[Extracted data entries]
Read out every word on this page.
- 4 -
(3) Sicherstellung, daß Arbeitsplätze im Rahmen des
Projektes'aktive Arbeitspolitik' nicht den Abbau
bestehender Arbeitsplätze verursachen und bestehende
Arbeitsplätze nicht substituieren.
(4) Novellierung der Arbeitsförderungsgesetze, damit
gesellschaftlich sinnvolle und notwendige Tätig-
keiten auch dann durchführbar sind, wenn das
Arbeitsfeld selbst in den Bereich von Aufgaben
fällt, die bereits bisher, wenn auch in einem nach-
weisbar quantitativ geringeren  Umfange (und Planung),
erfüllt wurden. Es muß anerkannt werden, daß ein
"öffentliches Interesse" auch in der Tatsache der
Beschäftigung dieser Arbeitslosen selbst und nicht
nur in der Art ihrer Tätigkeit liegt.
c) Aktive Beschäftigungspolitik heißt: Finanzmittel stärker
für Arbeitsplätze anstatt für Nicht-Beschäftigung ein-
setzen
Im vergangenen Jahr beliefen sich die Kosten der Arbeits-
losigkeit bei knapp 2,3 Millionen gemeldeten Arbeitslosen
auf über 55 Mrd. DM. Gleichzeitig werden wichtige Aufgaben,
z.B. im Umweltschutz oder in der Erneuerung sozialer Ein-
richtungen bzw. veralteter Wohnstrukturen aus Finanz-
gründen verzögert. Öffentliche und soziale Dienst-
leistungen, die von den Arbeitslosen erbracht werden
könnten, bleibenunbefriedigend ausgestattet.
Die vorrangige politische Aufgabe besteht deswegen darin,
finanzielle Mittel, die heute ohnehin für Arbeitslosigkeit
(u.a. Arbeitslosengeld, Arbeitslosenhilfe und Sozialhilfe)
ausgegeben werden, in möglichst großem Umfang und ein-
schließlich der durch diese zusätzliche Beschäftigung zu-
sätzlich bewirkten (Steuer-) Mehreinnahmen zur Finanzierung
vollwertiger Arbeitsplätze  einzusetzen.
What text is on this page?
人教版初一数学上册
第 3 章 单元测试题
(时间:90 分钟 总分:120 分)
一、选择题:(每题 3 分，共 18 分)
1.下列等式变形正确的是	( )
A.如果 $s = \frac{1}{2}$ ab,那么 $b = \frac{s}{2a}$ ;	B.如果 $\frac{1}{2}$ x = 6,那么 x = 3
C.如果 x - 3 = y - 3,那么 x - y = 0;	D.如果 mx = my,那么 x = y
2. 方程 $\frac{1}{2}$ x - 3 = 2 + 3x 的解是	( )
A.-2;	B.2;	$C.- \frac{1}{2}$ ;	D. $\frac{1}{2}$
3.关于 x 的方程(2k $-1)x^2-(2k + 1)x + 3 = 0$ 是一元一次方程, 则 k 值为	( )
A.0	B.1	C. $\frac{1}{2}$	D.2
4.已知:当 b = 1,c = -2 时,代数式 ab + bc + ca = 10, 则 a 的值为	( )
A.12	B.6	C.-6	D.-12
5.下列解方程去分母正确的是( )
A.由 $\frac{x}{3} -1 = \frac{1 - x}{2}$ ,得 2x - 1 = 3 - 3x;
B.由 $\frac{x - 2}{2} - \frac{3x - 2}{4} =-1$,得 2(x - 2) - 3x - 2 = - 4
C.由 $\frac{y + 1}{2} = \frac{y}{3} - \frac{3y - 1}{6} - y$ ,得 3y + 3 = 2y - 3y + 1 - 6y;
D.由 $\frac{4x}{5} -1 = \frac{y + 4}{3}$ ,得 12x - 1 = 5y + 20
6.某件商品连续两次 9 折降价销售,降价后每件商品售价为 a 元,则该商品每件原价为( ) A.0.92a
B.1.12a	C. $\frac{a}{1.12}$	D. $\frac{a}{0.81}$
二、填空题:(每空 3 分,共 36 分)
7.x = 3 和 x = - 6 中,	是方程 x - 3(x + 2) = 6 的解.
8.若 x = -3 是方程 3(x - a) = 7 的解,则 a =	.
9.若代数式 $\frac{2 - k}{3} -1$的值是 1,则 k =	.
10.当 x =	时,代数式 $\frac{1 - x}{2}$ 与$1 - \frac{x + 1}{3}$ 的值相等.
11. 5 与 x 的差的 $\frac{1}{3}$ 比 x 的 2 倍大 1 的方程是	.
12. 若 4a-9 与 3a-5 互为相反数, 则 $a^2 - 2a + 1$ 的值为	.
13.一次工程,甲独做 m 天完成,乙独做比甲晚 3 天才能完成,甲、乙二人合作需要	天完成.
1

▶ **What the task asks**: Set down all of the data above, word for word.

▶ **Answer for the task**:
Read out every word on this page.
- 4 -
(3) Sicherstellung, daß Arbeitsplätze im Rahmen des
Projektes'aktive Arbeitspolitik' nicht den Abbau
bestehender Arbeitsplätze verursachen und bestehende
Arbeitsplätze nicht substituieren.
(4) Novellierung der Arbeitsförderungsgesetze, damit
gesellschaftlich sinnvolle und notwendige Tätig-
keiten auch dann durchführbar sind, wenn das
Arbeitsfeld selbst in den Bereich von Aufgaben
fällt, die bereits bisher, wenn auch in einem nach-
weisbar quantitativ geringeren  Umfange (und Planung),
erfüllt wurden. Es muß anerkannt werden, daß ein
"öffentliches Interesse" auch in der Tatsache der
Beschäftigung dieser Arbeitslosen selbst und nicht
nur in der Art ihrer Tätigkeit liegt.
c) Aktive Beschäftigungspolitik heißt: Finanzmittel stärker
für Arbeitsplätze anstatt für Nicht-Beschäftigung ein-
setzen
Im vergangenen Jahr beliefen sich die Kosten der Arbeits-
losigkeit bei knapp 2,3 Millionen gemeldeten Arbeitslosen
auf über 55 Mrd. DM. Gleichzeitig werden wichtige Aufgaben,
z.B. im Umweltschutz oder in der Erneuerung sozialer Ein-
richtungen bzw. veralteter Wohnstrukturen aus Finanz-
gründen verzögert. Öffentliche und soziale Dienst-
leistungen, die von den Arbeitslosen erbracht werden
könnten, bleibenunbefriedigend ausgestattet.
Die vorrangige politische Aufgabe besteht deswegen darin,
finanzielle Mittel, die heute ohnehin für Arbeitslosigkeit
(u.a. Arbeitslosengeld, Arbeitslosenhilfe und Sozialhilfe)
ausgegeben werden, in möglichst großem Umfang und ein-
schließlich der durch diese zusätzliche Beschäftigung zu-
sätzlich bewirkten (Steuer-) Mehreinnahmen zur Finanzierung
vollwertiger Arbeitsplätze  einzusetzen.
What text is on this page?
人教版初一数学上册
第 3 章 单元测试题
(时间:90 分钟 总分:120 分)
一、选择题:(每题 3 分，共 18 分)
1.下列等式变形正确的是	( )
A.如果 $s = \frac{1}{2}$ ab,那么 $b = \frac{s}{2a}$ ;	B.如果 $\frac{1}{2}$ x = 6,那么 x = 3
C.如果 x - 3 = y - 3,那么 x - y = 0;	D.如果 mx = my,那么 x = y
2. 方程 $\frac{1}{2}$ x - 3 = 2 + 3x 的解是	( )
A.-2;	B.2;	$C.- \frac{1}{2}$ ;	D. $\frac{1}{2}$
3.关于 x 的方程(2k $-1)x^2-(2k + 1)x + 3 = 0$ 是一元一次方程, 则 k 值为	( )
A.0	B.1	C. $\frac{1}{2}$	D.2
4.已知:当 b = 1,c = -2 时,代数式 ab + bc + ca = 10, 则 a 的值为	( )
A.12	B.6	C.-6	D.-12
5.下列解方程去分母正确的是( )
A.由 $\frac{x}{3} -1 = \frac{1 - x}{2}$ ,得 2x - 1 = 3 - 3x;
B.由 $\frac{x - 2}{2} - \frac{3x - 2}{4} =-1$,得 2(x - 2) - 3x - 2 = - 4
C.由 $\frac{y + 1}{2} = \frac{y}{3} - \frac{3y - 1}{6} - y$ ,得 3y + 3 = 2y - 3y + 1 - 6y;
D.由 $\frac{4x}{5} -1 = \frac{y + 4}{3}$ ,得 12x - 1 = 5y + 20
6.某件商品连续两次 9 折降价销售,降价后每件商品售价为 a 元,则该商品每件原价为( ) A.0.92a
B.1.12a	C. $\frac{a}{1.12}$	D. $\frac{a}{0.81}$
二、填空题:(每空 3 分,共 36 分)
7.x = 3 和 x = - 6 中,	是方程 x - 3(x + 2) = 6 的解.
8.若 x = -3 是方程 3(x - a) = 7 的解,则 a =	.
9.若代数式 $\frac{2 - k}{3} -1$的值是 1,则 k =	.
10.当 x =	时,代数式 $\frac{1 - x}{2}$ 与$1 - \frac{x + 1}{3}$ 的值相等.
11. 5 与 x 的差的 $\frac{1}{3}$ 比 x 的 2 倍大 1 的方程是	.
12. 若 4a-9 与 3a-5 互为相反数, 则 $a^2 - 2a + 1$ 的值为	.
13.一次工程,甲独做 m 天完成,乙独做比甲晚 3 天才能完成,甲、乙二人合作需要	天完成.
1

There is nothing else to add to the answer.